___ TASK MATERIAL

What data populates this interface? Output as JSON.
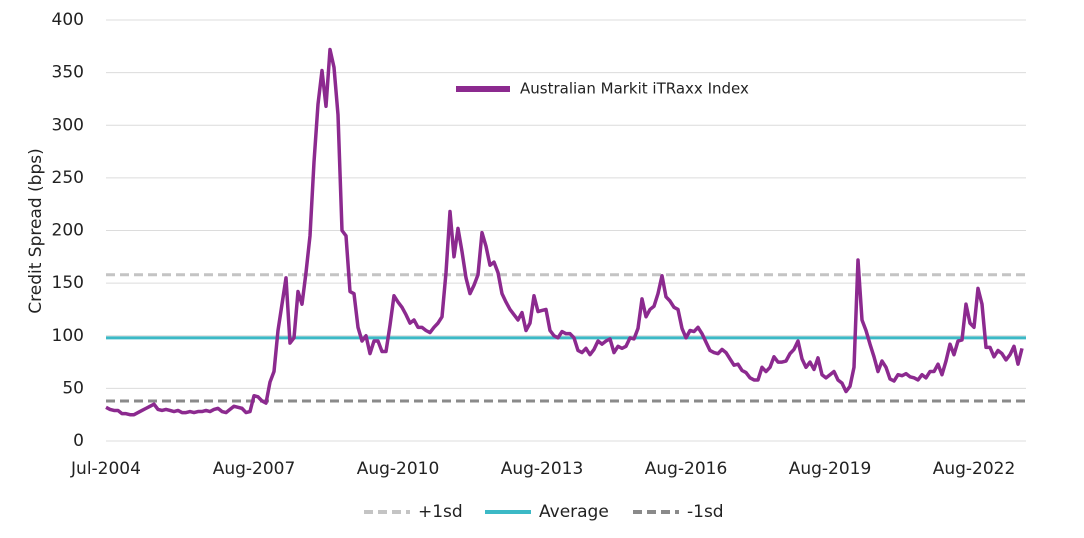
{
  "chart_data": {
    "type": "line",
    "y_label": "Credit Spread (bps)",
    "ylim": [
      0,
      400
    ],
    "yticks": [
      0,
      50,
      100,
      150,
      200,
      250,
      300,
      350,
      400
    ],
    "grid": true,
    "categories": [
      "Jul-2004",
      null,
      null,
      null,
      null,
      null,
      null,
      null,
      null,
      null,
      null,
      null,
      null,
      null,
      null,
      null,
      null,
      null,
      null,
      null,
      null,
      null,
      null,
      null,
      null,
      null,
      null,
      null,
      null,
      null,
      null,
      null,
      null,
      null,
      null,
      null,
      null,
      "Aug-2007",
      null,
      null,
      null,
      null,
      null,
      null,
      null,
      null,
      null,
      null,
      null,
      null,
      null,
      null,
      null,
      null,
      null,
      null,
      null,
      null,
      null,
      null,
      null,
      null,
      null,
      null,
      null,
      null,
      null,
      null,
      null,
      null,
      null,
      null,
      null,
      "Aug-2010",
      null,
      null,
      null,
      null,
      null,
      null,
      null,
      null,
      null,
      null,
      null,
      null,
      null,
      null,
      null,
      null,
      null,
      null,
      null,
      null,
      null,
      null,
      null,
      null,
      null,
      null,
      null,
      null,
      null,
      null,
      null,
      null,
      null,
      null,
      null,
      "Aug-2013",
      null,
      null,
      null,
      null,
      null,
      null,
      null,
      null,
      null,
      null,
      null,
      null,
      null,
      null,
      null,
      null,
      null,
      null,
      null,
      null,
      null,
      null,
      null,
      null,
      null,
      null,
      null,
      null,
      null,
      null,
      null,
      null,
      null,
      null,
      null,
      "Aug-2016",
      null,
      null,
      null,
      null,
      null,
      null,
      null,
      null,
      null,
      null,
      null,
      null,
      null,
      null,
      null,
      null,
      null,
      null,
      null,
      null,
      null,
      null,
      null,
      null,
      null,
      null,
      null,
      null,
      null,
      null,
      null,
      null,
      null,
      null,
      null,
      "Aug-2019",
      null,
      null,
      null,
      null,
      null,
      null,
      null,
      null,
      null,
      null,
      null,
      null,
      null,
      null,
      null,
      null,
      null,
      null,
      null,
      null,
      null,
      null,
      null,
      null,
      null,
      null,
      null,
      null,
      null,
      null,
      null,
      null,
      null,
      null,
      null,
      "Aug-2022",
      null,
      null,
      null,
      null,
      null,
      null,
      null,
      null,
      null,
      null,
      null,
      null
    ],
    "series": [
      {
        "name": "Australian Markit iTRaxx Index",
        "color": "#8c2a8f",
        "values": [
          32,
          30,
          29,
          29,
          26,
          26,
          25,
          25,
          27,
          29,
          31,
          33,
          35,
          30,
          29,
          30,
          29,
          28,
          29,
          27,
          27,
          28,
          27,
          28,
          28,
          29,
          28,
          30,
          31,
          28,
          27,
          30,
          33,
          32,
          31,
          27,
          28,
          43,
          42,
          38,
          36,
          56,
          66,
          105,
          130,
          155,
          93,
          98,
          142,
          130,
          160,
          195,
          265,
          320,
          352,
          318,
          372,
          355,
          310,
          200,
          195,
          142,
          140,
          108,
          95,
          100,
          83,
          95,
          95,
          85,
          85,
          110,
          138,
          132,
          127,
          120,
          112,
          115,
          108,
          108,
          105,
          103,
          108,
          112,
          118,
          160,
          218,
          175,
          202,
          180,
          155,
          140,
          148,
          158,
          198,
          185,
          167,
          170,
          160,
          140,
          132,
          125,
          120,
          115,
          122,
          105,
          112,
          138,
          123,
          124,
          125,
          105,
          100,
          98,
          104,
          102,
          102,
          98,
          86,
          84,
          88,
          82,
          87,
          95,
          92,
          95,
          97,
          84,
          90,
          88,
          90,
          98,
          97,
          107,
          135,
          118,
          125,
          128,
          140,
          157,
          137,
          133,
          127,
          125,
          107,
          98,
          105,
          104,
          108,
          102,
          94,
          86,
          84,
          83,
          87,
          84,
          78,
          72,
          73,
          67,
          65,
          60,
          58,
          58,
          70,
          66,
          70,
          80,
          75,
          75,
          76,
          83,
          87,
          95,
          78,
          70,
          75,
          68,
          79,
          63,
          60,
          63,
          66,
          58,
          55,
          47,
          52,
          70,
          172,
          115,
          105,
          92,
          80,
          66,
          76,
          70,
          59,
          57,
          63,
          62,
          64,
          61,
          60,
          58,
          63,
          60,
          66,
          66,
          73,
          63,
          76,
          92,
          82,
          95,
          96,
          130,
          112,
          108,
          145,
          130,
          89,
          89,
          80,
          86,
          83,
          77,
          82,
          90,
          73,
          88
        ]
      }
    ],
    "reference_lines": [
      {
        "name": "+1sd",
        "value": 158,
        "color": "#c4c4c4",
        "dashed": true
      },
      {
        "name": "Average",
        "value": 98,
        "color": "#3cb9c6",
        "dashed": false
      },
      {
        "name": "-1sd",
        "value": 38,
        "color": "#8a8a8a",
        "dashed": true
      }
    ]
  }
}
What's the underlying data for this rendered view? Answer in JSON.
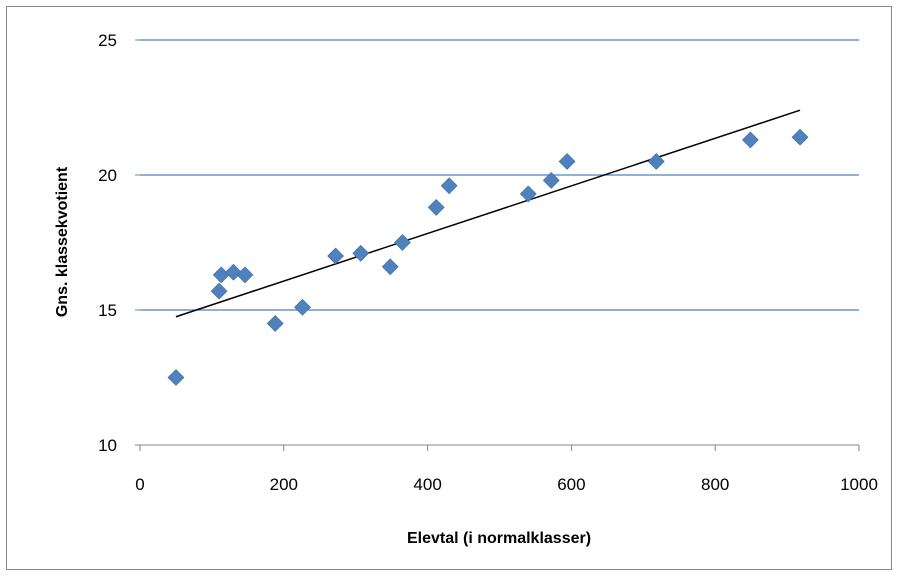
{
  "chart_data": {
    "type": "scatter",
    "title": "",
    "xlabel": "Elevtal (i normalklasser)",
    "ylabel": "Gns. klassekvotient",
    "xlim": [
      0,
      1000
    ],
    "ylim": [
      10,
      25
    ],
    "x_ticks": [
      0,
      200,
      400,
      600,
      800,
      1000
    ],
    "y_ticks": [
      10,
      15,
      20,
      25
    ],
    "grid": "horizontal",
    "legend": "none",
    "colors": {
      "marker": "#4F81BD",
      "grid": "#4F81BD",
      "trendline": "#000000",
      "axis": "#868686"
    },
    "series": [
      {
        "marker": "diamond",
        "points": [
          {
            "x": 50,
            "y": 12.5
          },
          {
            "x": 110,
            "y": 15.7
          },
          {
            "x": 113,
            "y": 16.3
          },
          {
            "x": 130,
            "y": 16.4
          },
          {
            "x": 146,
            "y": 16.3
          },
          {
            "x": 188,
            "y": 14.5
          },
          {
            "x": 226,
            "y": 15.1
          },
          {
            "x": 272,
            "y": 17.0
          },
          {
            "x": 307,
            "y": 17.1
          },
          {
            "x": 348,
            "y": 16.6
          },
          {
            "x": 365,
            "y": 17.5
          },
          {
            "x": 412,
            "y": 18.8
          },
          {
            "x": 430,
            "y": 19.6
          },
          {
            "x": 540,
            "y": 19.3
          },
          {
            "x": 572,
            "y": 19.8
          },
          {
            "x": 594,
            "y": 20.5
          },
          {
            "x": 718,
            "y": 20.5
          },
          {
            "x": 849,
            "y": 21.3
          },
          {
            "x": 918,
            "y": 21.4
          }
        ]
      }
    ],
    "trendline": {
      "type": "linear",
      "x": [
        50,
        918
      ],
      "y": [
        14.75,
        22.4
      ]
    }
  }
}
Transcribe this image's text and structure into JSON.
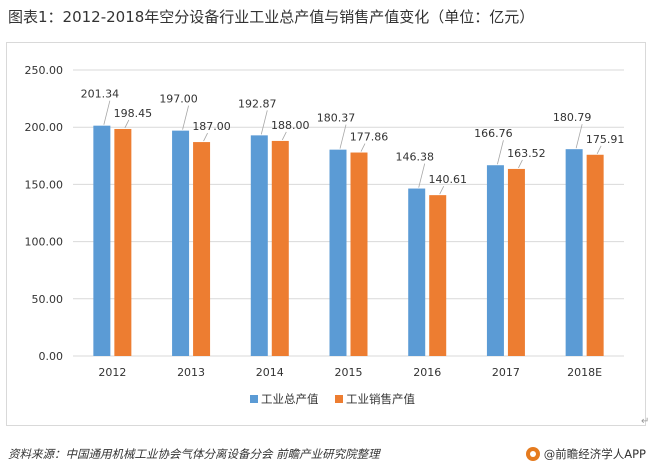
{
  "title": "图表1：2012-2018年空分设备行业工业总产值与销售产值变化（单位：亿元）",
  "source": "资料来源：中国通用机械工业协会气体分离设备分会 前瞻产业研究院整理",
  "brand": "@前瞻经济学人APP",
  "colors": {
    "series1": "#5b9bd5",
    "series2": "#ed7d31",
    "grid": "#d9d9d9",
    "axis_text": "#333333"
  },
  "chart_data": {
    "type": "bar",
    "title": "图表1：2012-2018年空分设备行业工业总产值与销售产值变化（单位：亿元）",
    "xlabel": "",
    "ylabel": "",
    "categories": [
      "2012",
      "2013",
      "2014",
      "2015",
      "2016",
      "2017",
      "2018E"
    ],
    "series": [
      {
        "name": "工业总产值",
        "values": [
          201.34,
          197.0,
          192.87,
          180.37,
          146.38,
          166.76,
          180.79
        ]
      },
      {
        "name": "工业销售产值",
        "values": [
          198.45,
          187.0,
          188.0,
          177.86,
          140.61,
          163.52,
          175.91
        ]
      }
    ],
    "ylim": [
      0,
      250
    ],
    "yticks": [
      "0.00",
      "50.00",
      "100.00",
      "150.00",
      "200.00",
      "250.00"
    ],
    "grid": true,
    "legend": "bottom-center"
  }
}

______

- [WRITTEN PROBLEM]:
Extract, exactly as written, the span of lines from the one holding "Transcribe this image's" through the last line, inclusive. Skip any picture.

- [RESULT OF THE EXERCISE]:
Transcribe this image's text and structure into JSON.
{
  "title": "图表1：2012-2018年空分设备行业工业总产值与销售产值变化（单位：亿元）",
  "source": "资料来源：中国通用机械工业协会气体分离设备分会 前瞻产业研究院整理",
  "brand": "@前瞻经济学人APP",
  "colors": {
    "series1": "#5b9bd5",
    "series2": "#ed7d31",
    "grid": "#d9d9d9",
    "axis_text": "#333333"
  },
  "chart_data": {
    "type": "bar",
    "title": "图表1：2012-2018年空分设备行业工业总产值与销售产值变化（单位：亿元）",
    "xlabel": "",
    "ylabel": "",
    "categories": [
      "2012",
      "2013",
      "2014",
      "2015",
      "2016",
      "2017",
      "2018E"
    ],
    "series": [
      {
        "name": "工业总产值",
        "values": [
          201.34,
          197.0,
          192.87,
          180.37,
          146.38,
          166.76,
          180.79
        ]
      },
      {
        "name": "工业销售产值",
        "values": [
          198.45,
          187.0,
          188.0,
          177.86,
          140.61,
          163.52,
          175.91
        ]
      }
    ],
    "ylim": [
      0,
      250
    ],
    "yticks": [
      "0.00",
      "50.00",
      "100.00",
      "150.00",
      "200.00",
      "250.00"
    ],
    "grid": true,
    "legend": "bottom-center"
  }
}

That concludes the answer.